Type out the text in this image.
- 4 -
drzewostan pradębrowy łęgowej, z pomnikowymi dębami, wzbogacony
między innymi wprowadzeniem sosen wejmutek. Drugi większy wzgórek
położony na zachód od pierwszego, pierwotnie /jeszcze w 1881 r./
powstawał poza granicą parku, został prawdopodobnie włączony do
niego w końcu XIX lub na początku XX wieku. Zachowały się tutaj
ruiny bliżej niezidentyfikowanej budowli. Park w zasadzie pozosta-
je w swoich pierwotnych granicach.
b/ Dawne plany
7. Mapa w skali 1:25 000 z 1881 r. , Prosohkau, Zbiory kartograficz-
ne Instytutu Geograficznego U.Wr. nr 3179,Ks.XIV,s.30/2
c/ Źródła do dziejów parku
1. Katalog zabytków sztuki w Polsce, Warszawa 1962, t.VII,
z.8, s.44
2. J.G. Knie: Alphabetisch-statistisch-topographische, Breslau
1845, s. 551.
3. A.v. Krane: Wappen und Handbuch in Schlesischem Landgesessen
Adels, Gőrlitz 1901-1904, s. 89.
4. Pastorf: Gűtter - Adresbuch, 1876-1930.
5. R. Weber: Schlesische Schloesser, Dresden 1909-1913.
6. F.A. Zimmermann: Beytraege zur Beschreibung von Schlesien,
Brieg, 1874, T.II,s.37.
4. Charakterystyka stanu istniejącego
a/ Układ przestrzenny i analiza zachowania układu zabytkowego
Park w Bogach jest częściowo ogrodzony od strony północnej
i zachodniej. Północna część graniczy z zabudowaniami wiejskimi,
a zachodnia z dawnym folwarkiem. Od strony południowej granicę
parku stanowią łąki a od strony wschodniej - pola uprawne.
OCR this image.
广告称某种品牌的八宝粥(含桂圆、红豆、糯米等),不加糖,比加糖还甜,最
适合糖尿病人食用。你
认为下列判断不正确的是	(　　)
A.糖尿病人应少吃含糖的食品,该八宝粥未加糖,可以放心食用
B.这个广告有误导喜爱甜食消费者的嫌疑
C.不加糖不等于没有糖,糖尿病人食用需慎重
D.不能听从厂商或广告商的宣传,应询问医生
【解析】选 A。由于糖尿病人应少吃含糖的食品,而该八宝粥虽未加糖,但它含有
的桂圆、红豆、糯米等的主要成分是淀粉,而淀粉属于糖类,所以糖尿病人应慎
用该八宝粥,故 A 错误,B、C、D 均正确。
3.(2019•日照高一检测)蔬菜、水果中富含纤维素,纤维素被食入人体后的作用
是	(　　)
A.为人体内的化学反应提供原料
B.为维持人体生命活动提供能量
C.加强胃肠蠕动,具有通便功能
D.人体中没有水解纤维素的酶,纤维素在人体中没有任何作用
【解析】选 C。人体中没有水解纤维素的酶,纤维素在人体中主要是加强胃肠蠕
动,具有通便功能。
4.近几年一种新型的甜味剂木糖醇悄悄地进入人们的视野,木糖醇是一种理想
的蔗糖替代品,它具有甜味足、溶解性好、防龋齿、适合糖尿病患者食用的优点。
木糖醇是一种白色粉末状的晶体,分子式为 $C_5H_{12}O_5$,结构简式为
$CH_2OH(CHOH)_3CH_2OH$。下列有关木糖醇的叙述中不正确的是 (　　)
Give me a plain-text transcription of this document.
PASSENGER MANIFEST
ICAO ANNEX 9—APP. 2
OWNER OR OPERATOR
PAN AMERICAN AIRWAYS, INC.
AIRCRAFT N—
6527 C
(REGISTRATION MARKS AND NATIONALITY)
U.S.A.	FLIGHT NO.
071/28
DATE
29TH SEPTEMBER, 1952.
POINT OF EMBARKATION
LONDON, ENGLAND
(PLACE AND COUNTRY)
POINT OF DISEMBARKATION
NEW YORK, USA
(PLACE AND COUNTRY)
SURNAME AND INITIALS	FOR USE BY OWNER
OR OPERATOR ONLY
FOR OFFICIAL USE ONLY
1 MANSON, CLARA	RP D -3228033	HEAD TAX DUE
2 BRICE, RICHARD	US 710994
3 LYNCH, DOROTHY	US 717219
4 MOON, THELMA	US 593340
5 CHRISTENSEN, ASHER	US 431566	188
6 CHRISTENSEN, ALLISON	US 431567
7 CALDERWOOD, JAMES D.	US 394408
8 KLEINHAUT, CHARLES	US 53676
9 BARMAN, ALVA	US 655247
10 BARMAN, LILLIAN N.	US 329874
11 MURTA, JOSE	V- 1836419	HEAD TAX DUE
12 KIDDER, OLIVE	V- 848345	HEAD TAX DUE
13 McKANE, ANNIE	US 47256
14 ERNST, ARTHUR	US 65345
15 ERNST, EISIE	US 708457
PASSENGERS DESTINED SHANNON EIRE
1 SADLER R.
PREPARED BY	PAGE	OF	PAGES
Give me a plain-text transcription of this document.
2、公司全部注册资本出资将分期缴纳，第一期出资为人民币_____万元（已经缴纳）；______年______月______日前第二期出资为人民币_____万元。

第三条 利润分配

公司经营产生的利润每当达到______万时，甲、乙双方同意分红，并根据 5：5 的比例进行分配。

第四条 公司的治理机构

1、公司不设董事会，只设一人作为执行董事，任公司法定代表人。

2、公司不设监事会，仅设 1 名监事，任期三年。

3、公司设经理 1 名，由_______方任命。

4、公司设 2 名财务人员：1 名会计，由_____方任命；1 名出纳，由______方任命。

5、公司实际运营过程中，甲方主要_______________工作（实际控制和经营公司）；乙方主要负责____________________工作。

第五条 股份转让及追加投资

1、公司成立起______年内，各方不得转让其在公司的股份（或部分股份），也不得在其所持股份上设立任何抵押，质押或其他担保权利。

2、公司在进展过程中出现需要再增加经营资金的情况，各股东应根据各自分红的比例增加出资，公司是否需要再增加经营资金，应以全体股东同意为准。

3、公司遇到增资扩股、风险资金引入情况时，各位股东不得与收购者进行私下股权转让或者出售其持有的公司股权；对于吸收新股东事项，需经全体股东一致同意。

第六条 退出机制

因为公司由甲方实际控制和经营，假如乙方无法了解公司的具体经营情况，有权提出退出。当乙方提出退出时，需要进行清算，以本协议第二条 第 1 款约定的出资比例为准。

□ □ □ □

Stated goal | Retype all of the entries precisely as they are.

Task solution |
Type out the text in this image.
- 4 -
drzewostan pradębrowy łęgowej, z pomnikowymi dębami, wzbogacony
między innymi wprowadzeniem sosen wejmutek. Drugi większy wzgórek
położony na zachód od pierwszego, pierwotnie /jeszcze w 1881 r./
powstawał poza granicą parku, został prawdopodobnie włączony do
niego w końcu XIX lub na początku XX wieku. Zachowały się tutaj
ruiny bliżej niezidentyfikowanej budowli. Park w zasadzie pozosta-
je w swoich pierwotnych granicach.
b/ Dawne plany
7. Mapa w skali 1:25 000 z 1881 r. , Prosohkau, Zbiory kartograficz-
ne Instytutu Geograficznego U.Wr. nr 3179,Ks.XIV,s.30/2
c/ Źródła do dziejów parku
1. Katalog zabytków sztuki w Polsce, Warszawa 1962, t.VII,
z.8, s.44
2. J.G. Knie: Alphabetisch-statistisch-topographische, Breslau
1845, s. 551.
3. A.v. Krane: Wappen und Handbuch in Schlesischem Landgesessen
Adels, Gőrlitz 1901-1904, s. 89.
4. Pastorf: Gűtter - Adresbuch, 1876-1930.
5. R. Weber: Schlesische Schloesser, Dresden 1909-1913.
6. F.A. Zimmermann: Beytraege zur Beschreibung von Schlesien,
Brieg, 1874, T.II,s.37.
4. Charakterystyka stanu istniejącego
a/ Układ przestrzenny i analiza zachowania układu zabytkowego
Park w Bogach jest częściowo ogrodzony od strony północnej
i zachodniej. Północna część graniczy z zabudowaniami wiejskimi,
a zachodnia z dawnym folwarkiem. Od strony południowej granicę
parku stanowią łąki a od strony wschodniej - pola uprawne.
OCR this image.
广告称某种品牌的八宝粥(含桂圆、红豆、糯米等),不加糖,比加糖还甜,最
适合糖尿病人食用。你
认为下列判断不正确的是	(　　)
A.糖尿病人应少吃含糖的食品,该八宝粥未加糖,可以放心食用
B.这个广告有误导喜爱甜食消费者的嫌疑
C.不加糖不等于没有糖,糖尿病人食用需慎重
D.不能听从厂商或广告商的宣传,应询问医生
【解析】选 A。由于糖尿病人应少吃含糖的食品,而该八宝粥虽未加糖,但它含有
的桂圆、红豆、糯米等的主要成分是淀粉,而淀粉属于糖类,所以糖尿病人应慎
用该八宝粥,故 A 错误,B、C、D 均正确。
3.(2019•日照高一检测)蔬菜、水果中富含纤维素,纤维素被食入人体后的作用
是	(　　)
A.为人体内的化学反应提供原料
B.为维持人体生命活动提供能量
C.加强胃肠蠕动,具有通便功能
D.人体中没有水解纤维素的酶,纤维素在人体中没有任何作用
【解析】选 C。人体中没有水解纤维素的酶,纤维素在人体中主要是加强胃肠蠕
动,具有通便功能。
4.近几年一种新型的甜味剂木糖醇悄悄地进入人们的视野,木糖醇是一种理想
的蔗糖替代品,它具有甜味足、溶解性好、防龋齿、适合糖尿病患者食用的优点。
木糖醇是一种白色粉末状的晶体,分子式为 $C_5H_{12}O_5$,结构简式为
$CH_2OH(CHOH)_3CH_2OH$。下列有关木糖醇的叙述中不正确的是 (　　)
Give me a plain-text transcription of this document.
PASSENGER MANIFEST
ICAO ANNEX 9—APP. 2
OWNER OR OPERATOR
PAN AMERICAN AIRWAYS, INC.
AIRCRAFT N—
6527 C
(REGISTRATION MARKS AND NATIONALITY)
U.S.A.	FLIGHT NO.
071/28
DATE
29TH SEPTEMBER, 1952.
POINT OF EMBARKATION
LONDON, ENGLAND
(PLACE AND COUNTRY)
POINT OF DISEMBARKATION
NEW YORK, USA
(PLACE AND COUNTRY)
SURNAME AND INITIALS	FOR USE BY OWNER
OR OPERATOR ONLY
FOR OFFICIAL USE ONLY
1 MANSON, CLARA	RP D -3228033	HEAD TAX DUE
2 BRICE, RICHARD	US 710994
3 LYNCH, DOROTHY	US 717219
4 MOON, THELMA	US 593340
5 CHRISTENSEN, ASHER	US 431566	188
6 CHRISTENSEN, ALLISON	US 431567
7 CALDERWOOD, JAMES D.	US 394408
8 KLEINHAUT, CHARLES	US 53676
9 BARMAN, ALVA	US 655247
10 BARMAN, LILLIAN N.	US 329874
11 MURTA, JOSE	V- 1836419	HEAD TAX DUE
12 KIDDER, OLIVE	V- 848345	HEAD TAX DUE
13 McKANE, ANNIE	US 47256
14 ERNST, ARTHUR	US 65345
15 ERNST, EISIE	US 708457
PASSENGERS DESTINED SHANNON EIRE
1 SADLER R.
PREPARED BY	PAGE	OF	PAGES
Give me a plain-text transcription of this document.
2、公司全部注册资本出资将分期缴纳，第一期出资为人民币_____万元（已经缴纳）；______年______月______日前第二期出资为人民币_____万元。

第三条 利润分配

公司经营产生的利润每当达到______万时，甲、乙双方同意分红，并根据 5：5 的比例进行分配。

第四条 公司的治理机构

1、公司不设董事会，只设一人作为执行董事，任公司法定代表人。

2、公司不设监事会，仅设 1 名监事，任期三年。

3、公司设经理 1 名，由_______方任命。

4、公司设 2 名财务人员：1 名会计，由_____方任命；1 名出纳，由______方任命。

5、公司实际运营过程中，甲方主要_______________工作（实际控制和经营公司）；乙方主要负责____________________工作。

第五条 股份转让及追加投资

1、公司成立起______年内，各方不得转让其在公司的股份（或部分股份），也不得在其所持股份上设立任何抵押，质押或其他担保权利。

2、公司在进展过程中出现需要再增加经营资金的情况，各股东应根据各自分红的比例增加出资，公司是否需要再增加经营资金，应以全体股东同意为准。

3、公司遇到增资扩股、风险资金引入情况时，各位股东不得与收购者进行私下股权转让或者出售其持有的公司股权；对于吸收新股东事项，需经全体股东一致同意。

第六条 退出机制

因为公司由甲方实际控制和经营，假如乙方无法了解公司的具体经营情况，有权提出退出。当乙方提出退出时，需要进行清算，以本协议第二条 第 1 款约定的出资比例为准。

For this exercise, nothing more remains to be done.